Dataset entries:
-- start --

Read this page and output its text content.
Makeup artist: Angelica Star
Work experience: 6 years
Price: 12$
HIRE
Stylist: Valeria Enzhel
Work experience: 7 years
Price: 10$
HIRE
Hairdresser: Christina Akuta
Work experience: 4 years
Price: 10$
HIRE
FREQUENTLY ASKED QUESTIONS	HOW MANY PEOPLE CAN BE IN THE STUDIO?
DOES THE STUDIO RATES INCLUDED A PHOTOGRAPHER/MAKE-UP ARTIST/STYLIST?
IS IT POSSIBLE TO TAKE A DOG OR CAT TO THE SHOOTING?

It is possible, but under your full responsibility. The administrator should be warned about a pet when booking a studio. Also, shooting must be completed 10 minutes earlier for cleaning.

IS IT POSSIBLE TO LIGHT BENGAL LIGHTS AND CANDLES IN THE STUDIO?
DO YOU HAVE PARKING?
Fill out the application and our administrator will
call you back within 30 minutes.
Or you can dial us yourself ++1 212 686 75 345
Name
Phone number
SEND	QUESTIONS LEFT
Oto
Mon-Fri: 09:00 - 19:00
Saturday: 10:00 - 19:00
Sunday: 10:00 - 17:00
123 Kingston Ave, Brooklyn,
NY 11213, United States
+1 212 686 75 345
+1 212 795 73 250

-- end --
-- start --

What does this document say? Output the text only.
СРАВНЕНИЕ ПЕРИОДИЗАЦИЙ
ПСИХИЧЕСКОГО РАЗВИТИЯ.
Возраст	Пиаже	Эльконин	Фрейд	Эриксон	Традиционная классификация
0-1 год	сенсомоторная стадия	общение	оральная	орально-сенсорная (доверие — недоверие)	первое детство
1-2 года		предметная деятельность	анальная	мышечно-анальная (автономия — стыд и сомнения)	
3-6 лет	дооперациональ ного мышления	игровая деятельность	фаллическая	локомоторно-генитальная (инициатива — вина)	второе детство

-- end --
-- start --

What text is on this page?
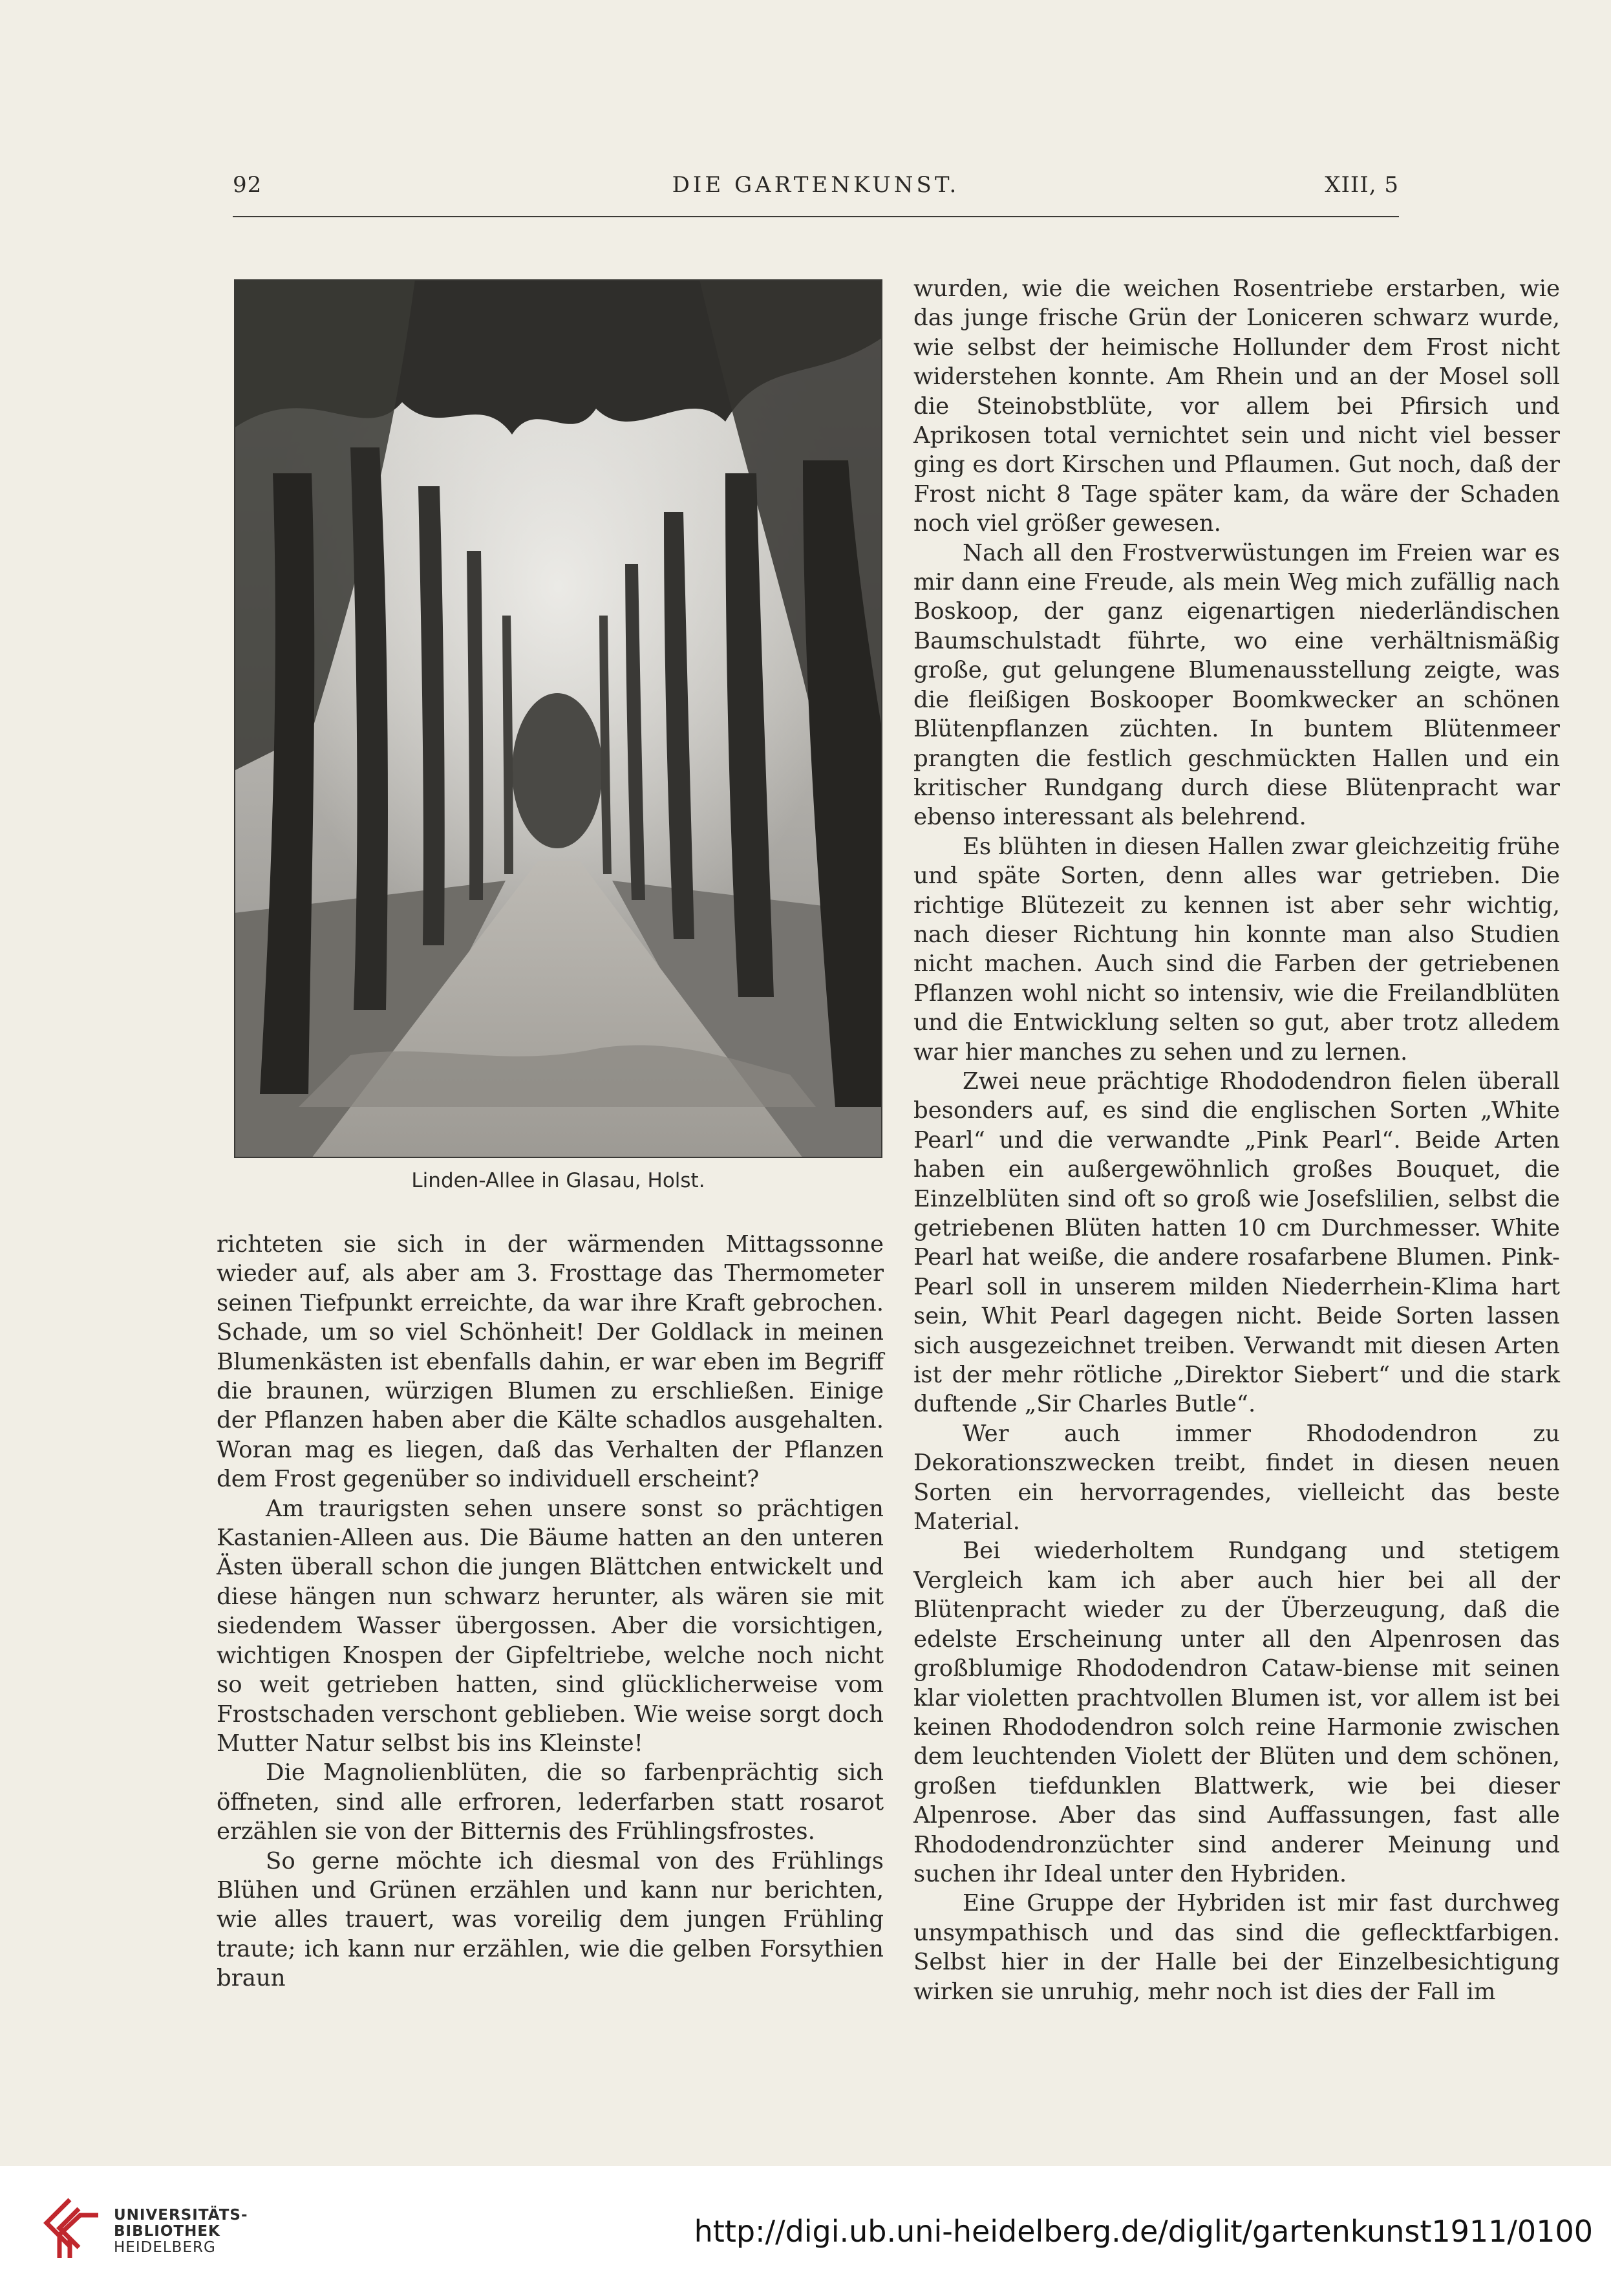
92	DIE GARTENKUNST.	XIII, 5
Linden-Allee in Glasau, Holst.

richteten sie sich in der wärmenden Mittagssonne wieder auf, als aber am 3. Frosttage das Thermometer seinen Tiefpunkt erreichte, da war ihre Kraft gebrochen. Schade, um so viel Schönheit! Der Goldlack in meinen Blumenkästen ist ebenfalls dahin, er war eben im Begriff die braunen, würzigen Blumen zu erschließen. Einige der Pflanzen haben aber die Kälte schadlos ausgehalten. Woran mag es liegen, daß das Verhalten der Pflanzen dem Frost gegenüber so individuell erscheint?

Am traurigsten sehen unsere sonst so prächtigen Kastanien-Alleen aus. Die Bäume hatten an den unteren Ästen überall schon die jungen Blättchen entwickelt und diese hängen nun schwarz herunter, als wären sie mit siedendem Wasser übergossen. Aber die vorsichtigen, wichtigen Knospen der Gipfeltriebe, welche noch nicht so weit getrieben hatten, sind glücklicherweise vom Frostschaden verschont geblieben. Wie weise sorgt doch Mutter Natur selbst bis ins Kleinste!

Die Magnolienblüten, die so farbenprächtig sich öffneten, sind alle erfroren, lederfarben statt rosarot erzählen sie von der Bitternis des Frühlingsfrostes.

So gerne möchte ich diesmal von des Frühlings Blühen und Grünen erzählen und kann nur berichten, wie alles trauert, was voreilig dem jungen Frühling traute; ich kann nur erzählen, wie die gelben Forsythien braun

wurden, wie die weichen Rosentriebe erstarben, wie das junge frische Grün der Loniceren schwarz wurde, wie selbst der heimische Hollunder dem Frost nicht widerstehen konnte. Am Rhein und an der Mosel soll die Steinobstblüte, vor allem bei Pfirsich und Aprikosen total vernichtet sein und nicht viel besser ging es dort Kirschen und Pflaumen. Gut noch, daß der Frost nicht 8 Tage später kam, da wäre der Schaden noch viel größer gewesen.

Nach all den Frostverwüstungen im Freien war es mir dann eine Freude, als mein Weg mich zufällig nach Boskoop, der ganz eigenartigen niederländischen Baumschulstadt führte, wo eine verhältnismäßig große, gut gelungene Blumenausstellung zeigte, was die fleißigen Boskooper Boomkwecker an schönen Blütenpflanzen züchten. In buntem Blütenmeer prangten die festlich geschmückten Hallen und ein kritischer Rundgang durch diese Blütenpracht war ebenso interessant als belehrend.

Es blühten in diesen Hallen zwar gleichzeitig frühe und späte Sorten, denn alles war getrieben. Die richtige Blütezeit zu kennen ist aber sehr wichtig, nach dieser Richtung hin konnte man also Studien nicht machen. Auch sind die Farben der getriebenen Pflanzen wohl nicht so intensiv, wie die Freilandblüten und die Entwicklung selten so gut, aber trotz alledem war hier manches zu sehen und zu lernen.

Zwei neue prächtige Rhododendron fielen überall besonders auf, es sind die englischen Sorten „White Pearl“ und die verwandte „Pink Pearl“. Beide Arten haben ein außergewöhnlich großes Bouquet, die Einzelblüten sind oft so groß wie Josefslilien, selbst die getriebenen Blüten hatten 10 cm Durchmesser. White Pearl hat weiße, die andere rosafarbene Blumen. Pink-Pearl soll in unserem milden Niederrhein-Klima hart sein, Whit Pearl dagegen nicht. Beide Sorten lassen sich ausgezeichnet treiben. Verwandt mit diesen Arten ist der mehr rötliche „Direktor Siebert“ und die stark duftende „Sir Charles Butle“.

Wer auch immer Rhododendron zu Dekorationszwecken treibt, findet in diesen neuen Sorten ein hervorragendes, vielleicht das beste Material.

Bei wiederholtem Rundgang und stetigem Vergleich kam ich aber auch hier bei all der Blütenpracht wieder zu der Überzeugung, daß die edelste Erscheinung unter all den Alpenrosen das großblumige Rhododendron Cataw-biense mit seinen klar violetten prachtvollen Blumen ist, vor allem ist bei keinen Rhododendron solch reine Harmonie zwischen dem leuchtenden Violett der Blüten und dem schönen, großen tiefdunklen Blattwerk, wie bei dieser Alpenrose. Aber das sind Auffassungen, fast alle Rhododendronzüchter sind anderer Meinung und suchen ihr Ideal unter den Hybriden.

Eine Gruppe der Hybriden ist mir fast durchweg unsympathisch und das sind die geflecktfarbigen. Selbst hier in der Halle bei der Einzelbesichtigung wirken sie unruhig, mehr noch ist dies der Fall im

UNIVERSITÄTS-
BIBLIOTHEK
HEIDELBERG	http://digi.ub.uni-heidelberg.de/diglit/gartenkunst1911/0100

-- end --

▶ **Requirement**
Each line that holds the word "детство" is to be copied.

▶ **Result**
0-1 год	сенсомоторная стадия	общение	оральная	орально-сенсорная (доверие — недоверие)	первое детство
3-6 лет	дооперациональ ного мышления	игровая деятельность	фаллическая	локомоторно-генитальная (инициатива — вина)	второе детство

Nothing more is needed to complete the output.